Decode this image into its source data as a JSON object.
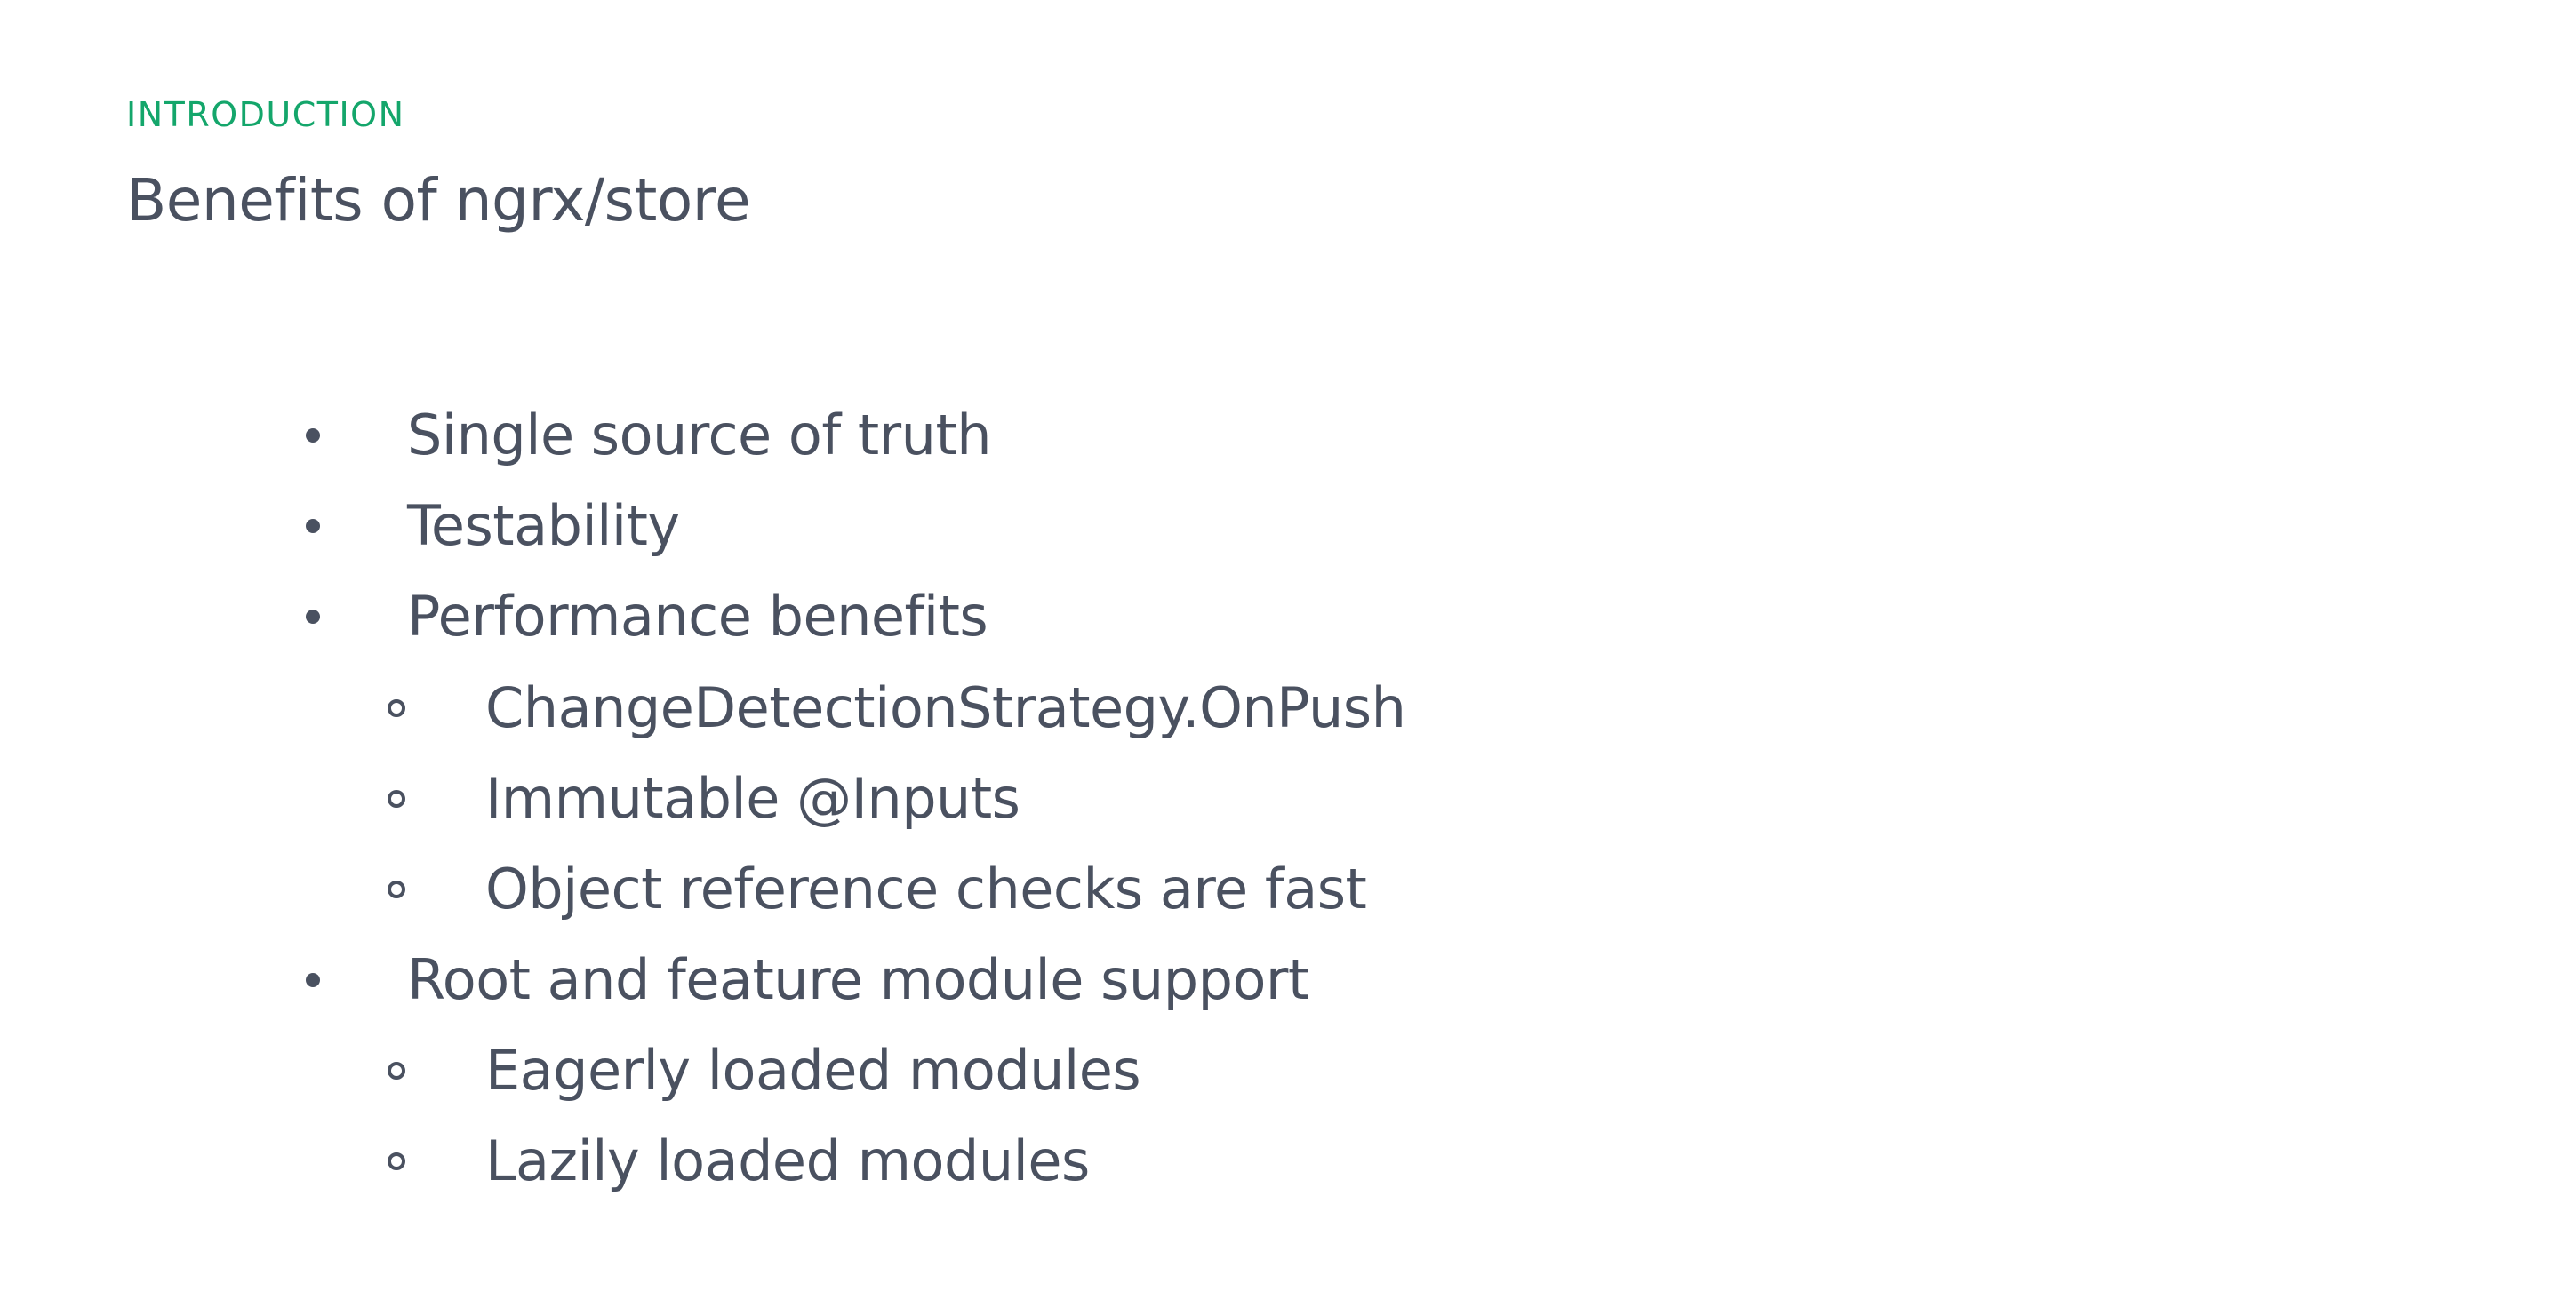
{
  "slide": {
    "eyebrow": "INTRODUCTION",
    "title": "Benefits of ngrx/store",
    "bullets": [
      {
        "level": 1,
        "marker": "filled-dot",
        "text": "Single source of truth"
      },
      {
        "level": 1,
        "marker": "filled-dot",
        "text": "Testability"
      },
      {
        "level": 1,
        "marker": "filled-dot",
        "text": "Performance benefits"
      },
      {
        "level": 2,
        "marker": "hollow-circle",
        "text": "ChangeDetectionStrategy.OnPush"
      },
      {
        "level": 2,
        "marker": "hollow-circle",
        "text": "Immutable @Inputs"
      },
      {
        "level": 2,
        "marker": "hollow-circle",
        "text": "Object reference checks are fast"
      },
      {
        "level": 1,
        "marker": "filled-dot",
        "text": "Root and feature module support"
      },
      {
        "level": 2,
        "marker": "hollow-circle",
        "text": "Eagerly loaded modules"
      },
      {
        "level": 2,
        "marker": "hollow-circle",
        "text": "Lazily loaded modules"
      }
    ]
  },
  "colors": {
    "accent": "#14a66b",
    "text": "#4a5160",
    "background": "#ffffff"
  }
}
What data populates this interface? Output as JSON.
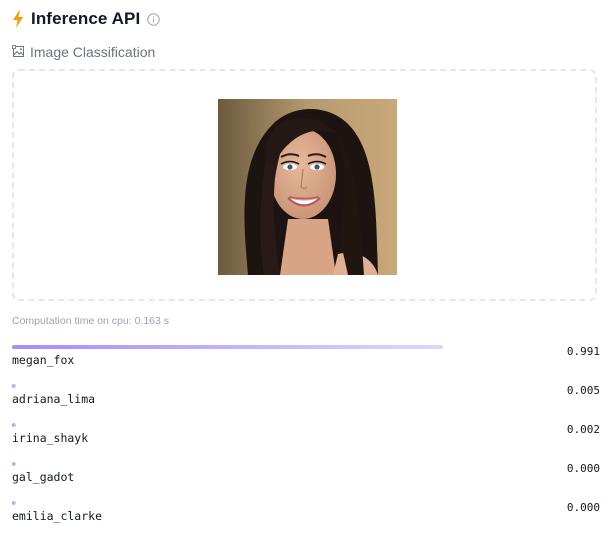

* **WRITTEN TASK**
From the records given above, copy all lines containing "data".

* **FINISHED ANSWER**
Decode this image into its source data as a JSON object.
What data populates this interface? Output as JSON.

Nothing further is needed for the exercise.